▶ _Given request_:
Copy out every line of the records where the string "加速度增大" occurs.

— START Given data —

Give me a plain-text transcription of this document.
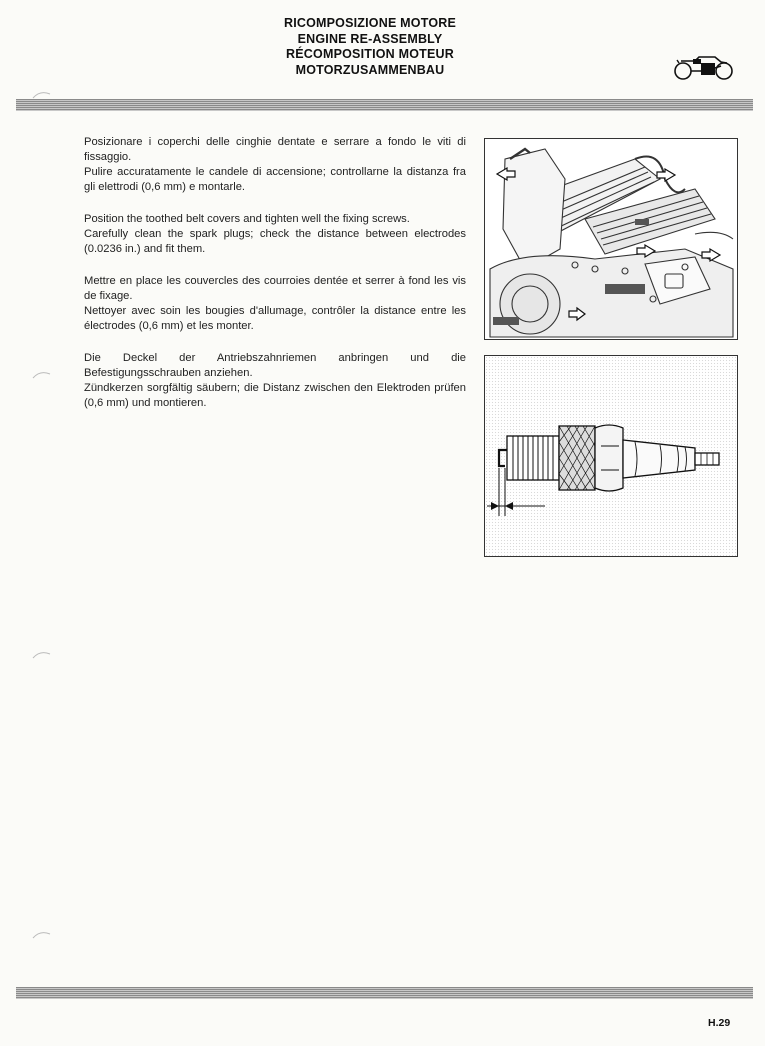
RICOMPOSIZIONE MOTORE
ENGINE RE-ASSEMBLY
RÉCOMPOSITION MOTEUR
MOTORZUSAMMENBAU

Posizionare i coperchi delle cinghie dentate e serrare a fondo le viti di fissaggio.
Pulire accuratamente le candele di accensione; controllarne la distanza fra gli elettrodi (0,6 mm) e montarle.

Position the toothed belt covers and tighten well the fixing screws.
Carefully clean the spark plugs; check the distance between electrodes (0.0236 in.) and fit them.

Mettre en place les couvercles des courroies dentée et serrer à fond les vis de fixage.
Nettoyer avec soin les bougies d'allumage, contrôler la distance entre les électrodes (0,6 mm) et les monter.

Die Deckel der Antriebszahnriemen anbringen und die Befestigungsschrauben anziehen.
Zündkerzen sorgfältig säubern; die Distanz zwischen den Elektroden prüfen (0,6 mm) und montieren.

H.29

— END Given data —
— START Given data —

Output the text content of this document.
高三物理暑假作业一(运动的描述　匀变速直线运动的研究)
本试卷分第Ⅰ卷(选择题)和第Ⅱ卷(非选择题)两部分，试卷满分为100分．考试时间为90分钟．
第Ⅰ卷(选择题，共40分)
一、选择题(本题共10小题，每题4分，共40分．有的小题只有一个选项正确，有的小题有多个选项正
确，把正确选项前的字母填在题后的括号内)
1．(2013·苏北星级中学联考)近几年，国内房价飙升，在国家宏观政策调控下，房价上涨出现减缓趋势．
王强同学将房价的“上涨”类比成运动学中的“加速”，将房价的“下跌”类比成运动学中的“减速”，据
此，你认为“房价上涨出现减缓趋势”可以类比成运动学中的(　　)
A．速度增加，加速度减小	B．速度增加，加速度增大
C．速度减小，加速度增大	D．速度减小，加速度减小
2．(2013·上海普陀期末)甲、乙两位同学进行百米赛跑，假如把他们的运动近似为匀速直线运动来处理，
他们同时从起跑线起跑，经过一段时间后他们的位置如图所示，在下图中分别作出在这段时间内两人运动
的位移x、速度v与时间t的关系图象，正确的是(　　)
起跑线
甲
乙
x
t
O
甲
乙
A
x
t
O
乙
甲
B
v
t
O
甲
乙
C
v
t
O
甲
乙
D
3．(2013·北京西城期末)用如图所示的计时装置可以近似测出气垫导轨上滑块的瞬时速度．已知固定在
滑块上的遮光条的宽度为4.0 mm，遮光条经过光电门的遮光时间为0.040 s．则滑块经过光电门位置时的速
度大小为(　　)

— END Given data —

▶ _Final answer_:
A．速度增加，加速度减小	B．速度增加，加速度增大
C．速度减小，加速度增大	D．速度减小，加速度减小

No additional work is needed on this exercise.